* START INFORMATION SHOWN *

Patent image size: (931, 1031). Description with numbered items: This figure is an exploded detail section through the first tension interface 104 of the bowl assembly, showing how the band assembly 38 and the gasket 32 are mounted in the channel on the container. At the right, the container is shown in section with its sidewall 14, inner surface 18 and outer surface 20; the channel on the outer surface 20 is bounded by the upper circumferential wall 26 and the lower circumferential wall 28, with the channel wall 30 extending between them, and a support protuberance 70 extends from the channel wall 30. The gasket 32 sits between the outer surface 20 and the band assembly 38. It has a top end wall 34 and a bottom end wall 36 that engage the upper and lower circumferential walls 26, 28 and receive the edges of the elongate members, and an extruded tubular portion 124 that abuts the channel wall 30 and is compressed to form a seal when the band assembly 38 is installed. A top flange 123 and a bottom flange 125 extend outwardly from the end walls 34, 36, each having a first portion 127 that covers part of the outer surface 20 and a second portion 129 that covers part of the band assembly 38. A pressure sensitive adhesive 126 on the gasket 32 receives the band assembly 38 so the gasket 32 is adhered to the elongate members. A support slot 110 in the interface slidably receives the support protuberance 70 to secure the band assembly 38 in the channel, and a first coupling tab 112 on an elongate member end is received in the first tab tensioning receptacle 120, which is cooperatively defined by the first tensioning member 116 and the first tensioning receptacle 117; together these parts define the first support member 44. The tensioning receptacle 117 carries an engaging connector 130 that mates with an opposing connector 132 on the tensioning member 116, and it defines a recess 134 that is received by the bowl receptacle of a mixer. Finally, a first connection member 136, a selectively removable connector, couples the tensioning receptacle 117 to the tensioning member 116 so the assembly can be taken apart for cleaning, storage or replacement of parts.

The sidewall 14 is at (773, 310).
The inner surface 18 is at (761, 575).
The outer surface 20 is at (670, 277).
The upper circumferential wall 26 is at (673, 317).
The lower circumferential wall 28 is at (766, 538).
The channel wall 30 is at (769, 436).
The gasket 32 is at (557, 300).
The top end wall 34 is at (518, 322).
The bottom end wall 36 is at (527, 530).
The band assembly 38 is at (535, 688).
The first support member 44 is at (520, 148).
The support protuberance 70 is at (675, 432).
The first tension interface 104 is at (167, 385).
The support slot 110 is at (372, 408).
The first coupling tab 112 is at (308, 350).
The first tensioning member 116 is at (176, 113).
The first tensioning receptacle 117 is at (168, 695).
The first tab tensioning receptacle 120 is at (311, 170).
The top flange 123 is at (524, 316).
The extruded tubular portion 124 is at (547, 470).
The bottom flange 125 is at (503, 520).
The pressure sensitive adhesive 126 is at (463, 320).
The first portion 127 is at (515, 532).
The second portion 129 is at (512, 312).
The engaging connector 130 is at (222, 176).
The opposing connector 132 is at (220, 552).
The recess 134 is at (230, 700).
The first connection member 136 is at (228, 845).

* END INFORMATION SHOWN *

DIRECTIONS FOR THIS TASK:
Write out each of the lines above again word for word, without changing anything.

TASK RESPONSE:
Patent image size: (931, 1031). Description with numbered items: This figure is an exploded detail section through the first tension interface 104 of the bowl assembly, showing how the band assembly 38 and the gasket 32 are mounted in the channel on the container. At the right, the container is shown in section with its sidewall 14, inner surface 18 and outer surface 20; the channel on the outer surface 20 is bounded by the upper circumferential wall 26 and the lower circumferential wall 28, with the channel wall 30 extending between them, and a support protuberance 70 extends from the channel wall 30. The gasket 32 sits between the outer surface 20 and the band assembly 38. It has a top end wall 34 and a bottom end wall 36 that engage the upper and lower circumferential walls 26, 28 and receive the edges of the elongate members, and an extruded tubular portion 124 that abuts the channel wall 30 and is compressed to form a seal when the band assembly 38 is installed. A top flange 123 and a bottom flange 125 extend outwardly from the end walls 34, 36, each having a first portion 127 that covers part of the outer surface 20 and a second portion 129 that covers part of the band assembly 38. A pressure sensitive adhesive 126 on the gasket 32 receives the band assembly 38 so the gasket 32 is adhered to the elongate members. A support slot 110 in the interface slidably receives the support protuberance 70 to secure the band assembly 38 in the channel, and a first coupling tab 112 on an elongate member end is received in the first tab tensioning receptacle 120, which is cooperatively defined by the first tensioning member 116 and the first tensioning receptacle 117; together these parts define the first support member 44. The tensioning receptacle 117 carries an engaging connector 130 that mates with an opposing connector 132 on the tensioning member 116, and it defines a recess 134 that is received by the bowl receptacle of a mixer. Finally, a first connection member 136, a selectively removable connector, couples the tensioning receptacle 117 to the tensioning member 116 so the assembly can be taken apart for cleaning, storage or replacement of parts.

The sidewall 14 is at (773, 310).
The inner surface 18 is at (761, 575).
The outer surface 20 is at (670, 277).
The upper circumferential wall 26 is at (673, 317).
The lower circumferential wall 28 is at (766, 538).
The channel wall 30 is at (769, 436).
The gasket 32 is at (557, 300).
The top end wall 34 is at (518, 322).
The bottom end wall 36 is at (527, 530).
The band assembly 38 is at (535, 688).
The first support member 44 is at (520, 148).
The support protuberance 70 is at (675, 432).
The first tension interface 104 is at (167, 385).
The support slot 110 is at (372, 408).
The first coupling tab 112 is at (308, 350).
The first tensioning member 116 is at (176, 113).
The first tensioning receptacle 117 is at (168, 695).
The first tab tensioning receptacle 120 is at (311, 170).
The top flange 123 is at (524, 316).
The extruded tubular portion 124 is at (547, 470).
The bottom flange 125 is at (503, 520).
The pressure sensitive adhesive 126 is at (463, 320).
The first portion 127 is at (515, 532).
The second portion 129 is at (512, 312).
The engaging connector 130 is at (222, 176).
The opposing connector 132 is at (220, 552).
The recess 134 is at (230, 700).
The first connection member 136 is at (228, 845).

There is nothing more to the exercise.